* **Instructions**
1. Answer these questions about the forum thread on Calvin and regeneration:
(a) How much of Calvin's Institutes has Terry read?
(b) According to Puritan Sailor, what did Calvin's use of "regeneration" cover?
(c) According to Puritan Sailor, why did later Reformed thinking narrow the definition of regeneration?
2. Write the next part of the forum thread on Calvin and regeneration, picking up after its last line.

* **Supplied passage**
↓

# A question on Calvin and regeneration?



## terry72 (Mar 8, 2006)

I have a question for some of you guys that are much more familar with Calvin than I am.

Did Calvin teach progressive regeneration?

I have read about half way trough Calvin's institutes and don't recall see this teaching so far as I have read. I have read a good amount of his commentaries and this didn't stick out to me there either, but I am no expert on Calvin and still have much to read of his material.

Blessings,
Terry


----------



## Puritan Sailor (Mar 9, 2006)

No, at least not in the way we define regeneration today. Calvin's use of "regeneration" was more broad covering all the renewing acts of God in the beleiver including sanctification. In later Reformed thinking, regeneration was narrowed down in definition to the initial act being "born again" in order to prevent confusion. So what later Reformed thinkers would call conversion and sanctification, Calvin would have included under his definition of regeneration. That's important to keep in mind since so many folks today leave that fact out and misquote Calvin.


----------



## Flynn (Mar 9, 2006)

G'day Terry,

The Sailor said: 



> _Originally posted by puritansailor_
> No, at least not in the way we define regeneration today. Calvin's use of "regeneration" was more broad covering all the renewing acts of God in the beleiver including sanctification. [...] That's important to keep in mind since so many folks today leave that fact out and misquote Calvin.

↑

* **Data segment**

↓

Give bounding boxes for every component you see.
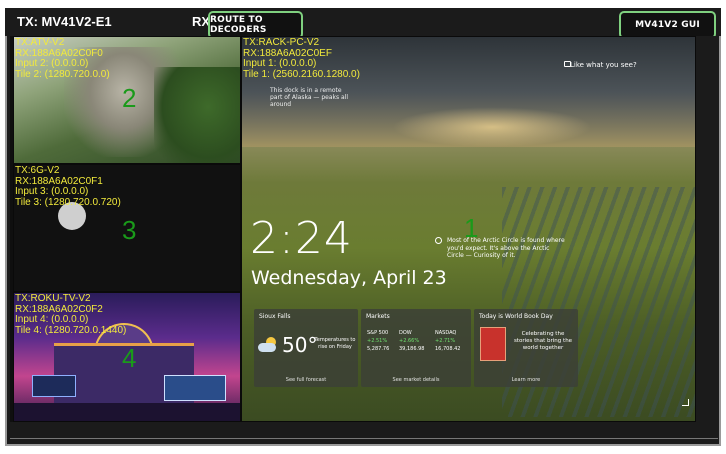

↑

* **Answer set**
1.
(a) About half of it.
(b) All the renewing acts of God in the believer, including sanctification.
(c) To prevent confusion.

2.
I am not sure how a no can become a yes so quickly. 

There is a neat treatise from Calvin and it has an extended discussion on Regeneration. E.g., see chapter 18, his his treatise against the libertines. Here is one excerpt: 

These fantastic people, however, to support their error arm themselves with this verse of Saint John's: 'Let him who is born of God sin no more' (1 John 3:9). Now I readily concede that if there should be found a totally regenerated man, then there would not be any sin in him. But the point is to know whether regeneration has ever been perfected in a mortal life. I say that since the creation of the world not a single example has appeared." p 269.

Are you one of those fantastic people Terr?

I told ya about the now old and rejected concept of the aorist.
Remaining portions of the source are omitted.